[Records from a data collection]
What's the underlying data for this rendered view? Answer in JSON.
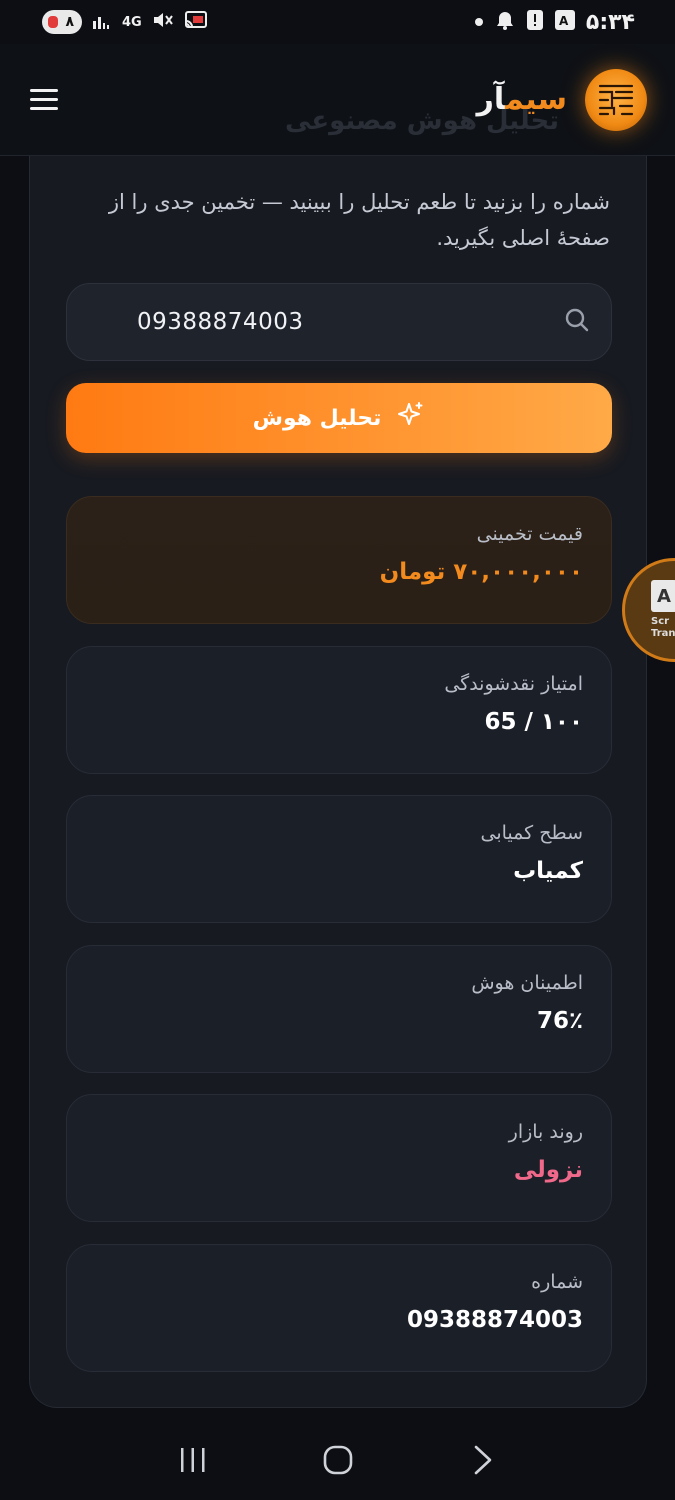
{
  "status_bar": {
    "battery_level": "۸",
    "network_type": "4G",
    "time": "۵:۳۴",
    "icons": [
      "signal-icon",
      "mute-icon",
      "cast-icon",
      "dot-icon",
      "alarm-icon",
      "alert-icon",
      "translate-icon"
    ]
  },
  "header": {
    "brand_part1": "سیم",
    "brand_part2": "آر",
    "ghost_title": "تحلیل هوش مصنوعی",
    "logo_icon": "circuit-chip-icon",
    "menu_icon": "hamburger-menu-icon"
  },
  "intro": {
    "text": "شماره را بزنید تا طعم تحلیل را ببینید — تخمین جدی را از صفحهٔ اصلی بگیرید."
  },
  "search": {
    "value": "09388874003",
    "icon": "search-icon"
  },
  "analyze_button": {
    "label": "تحلیل هوش",
    "icon": "sparkle-icon"
  },
  "results": {
    "price": {
      "label": "قیمت تخمینی",
      "value": "۷۰,۰۰۰,۰۰۰ تومان"
    },
    "liquidity": {
      "label": "امتیاز نقدشوندگی",
      "value": "65 / ۱۰۰"
    },
    "rarity": {
      "label": "سطح کمیابی",
      "value": "کمیاب"
    },
    "confidence": {
      "label": "اطمینان هوش",
      "value": "76٪"
    },
    "trend": {
      "label": "روند بازار",
      "value": "نزولی"
    },
    "number": {
      "label": "شماره",
      "value": "09388874003"
    }
  },
  "float_widget": {
    "letter": "A",
    "text_line1": "Scr",
    "text_line2": "Trans"
  },
  "colors": {
    "accent": "#f28a1e",
    "trend_down": "#f0688a",
    "background": "#0c0e13",
    "card": "#1b1f28"
  }
}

WHAT IS EXPECTED: Using the records above, pull out each line where the word "value" occurs.

WRITTEN SOLUTION:
    "value": "09388874003",
      "value": "۷۰,۰۰۰,۰۰۰ تومان"
      "value": "65 / ۱۰۰"
      "value": "کمیاب"
      "value": "76٪"
      "value": "نزولی"
      "value": "09388874003"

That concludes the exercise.